Dataset listings of figures
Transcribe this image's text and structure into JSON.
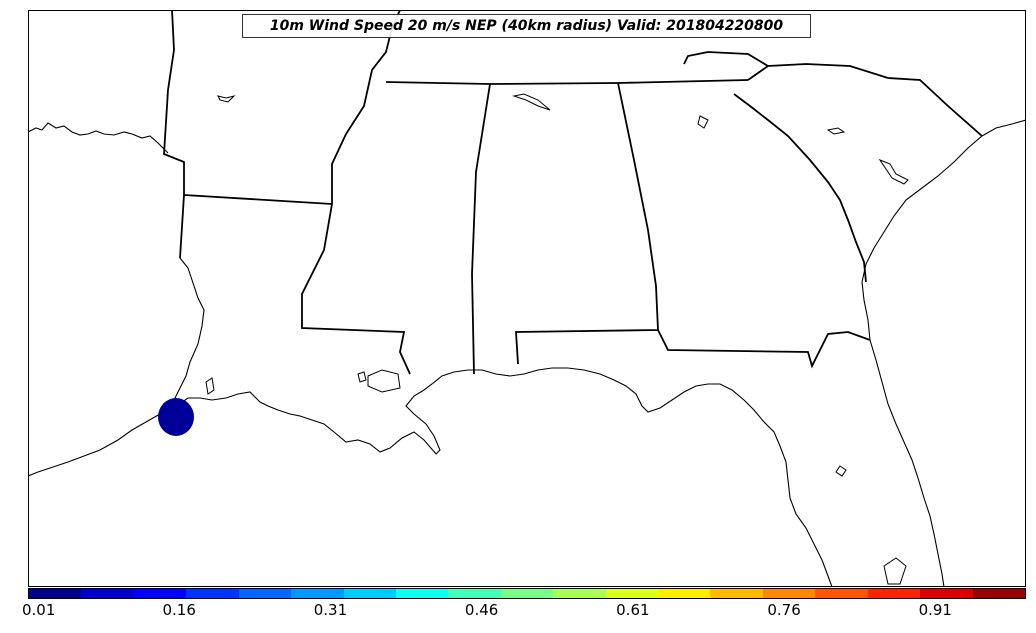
{
  "title": "10m Wind Speed 20 m/s NEP (40km radius) Valid: 201804220800",
  "colorbar": {
    "min": 0.01,
    "max": 1.0,
    "tick_labels": [
      "0.01",
      "0.16",
      "0.31",
      "0.46",
      "0.61",
      "0.76",
      "0.91"
    ],
    "tick_values": [
      0.01,
      0.16,
      0.31,
      0.46,
      0.61,
      0.76,
      0.91
    ],
    "colors": [
      "#00008f",
      "#0000cc",
      "#0000ff",
      "#0033ff",
      "#0066ff",
      "#0099ff",
      "#00ccff",
      "#11ffee",
      "#44ffbb",
      "#77ff88",
      "#aaff55",
      "#ddff22",
      "#ffee00",
      "#ffbb00",
      "#ff8800",
      "#ff5500",
      "#ff2200",
      "#dd0000",
      "#990000"
    ]
  },
  "probability_feature": {
    "label": "NEP area",
    "value": 0.01,
    "color": "#000099"
  }
}
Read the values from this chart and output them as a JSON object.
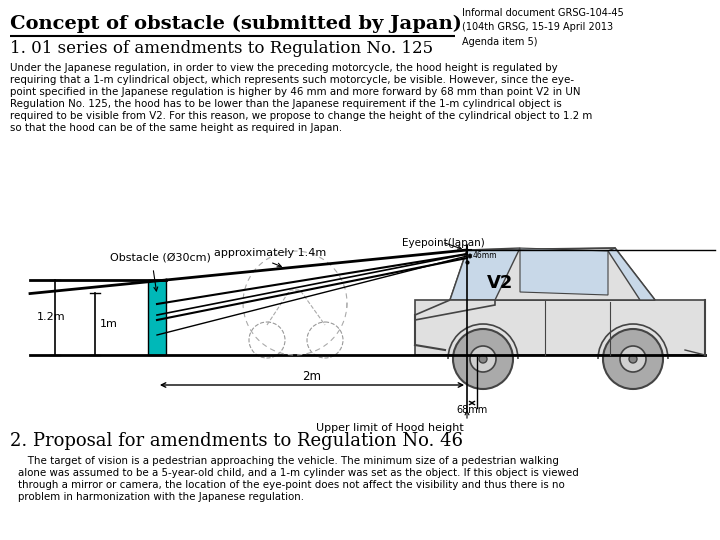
{
  "title": "Concept of obstacle (submitted by Japan)",
  "info_text": "Informal document GRSG-104-45\n(104th GRSG, 15-19 April 2013\nAgenda item 5)",
  "section1": "1. 01 series of amendments to Regulation No. 125",
  "body1_lines": [
    "Under the Japanese regulation, in order to view the preceding motorcycle, the hood height is regulated by",
    "requiring that a 1-m cylindrical object, which represents such motorcycle, be visible. However, since the eye-",
    "point specified in the Japanese regulation is higher by 46 mm and more forward by 68 mm than point V2 in UN",
    "Regulation No. 125, the hood has to be lower than the Japanese requirement if the 1-m cylindrical object is",
    "required to be visible from V2. For this reason, we propose to change the height of the cylindrical object to 1.2 m",
    "so that the hood can be of the same height as required in Japan."
  ],
  "section2": "2. Proposal for amendments to Regulation No. 46",
  "body2_lines": [
    "   The target of vision is a pedestrian approaching the vehicle. The minimum size of a pedestrian walking",
    "alone was assumed to be a 5-year-old child, and a 1-m cylinder was set as the object. If this object is viewed",
    "through a mirror or camera, the location of the eye-point does not affect the visibility and thus there is no",
    "problem in harmonization with the Japanese regulation."
  ],
  "diagram_caption": "Upper limit of Hood height",
  "label_obstacle": "Obstacle (Ø30cm)",
  "label_approx": "approximately 1.4m",
  "label_eyepoint": "Eyepoint(Japan)",
  "label_v2": "V2",
  "label_1m": "1m",
  "label_1_2m": "1.2m",
  "label_2m": "2m",
  "label_68mm": "68mm",
  "label_46mm": "46mm",
  "bg_color": "#ffffff",
  "teal_color": "#00b8b8",
  "black": "#000000",
  "gray": "#888888",
  "car_fill": "#e0e0e0",
  "car_stroke": "#444444"
}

EXERCISE OBJECTIVE:
Determine the number of lines in the listing that contain the string "visible". Write that number and nothing else.

WRITTEN SOLUTION:
2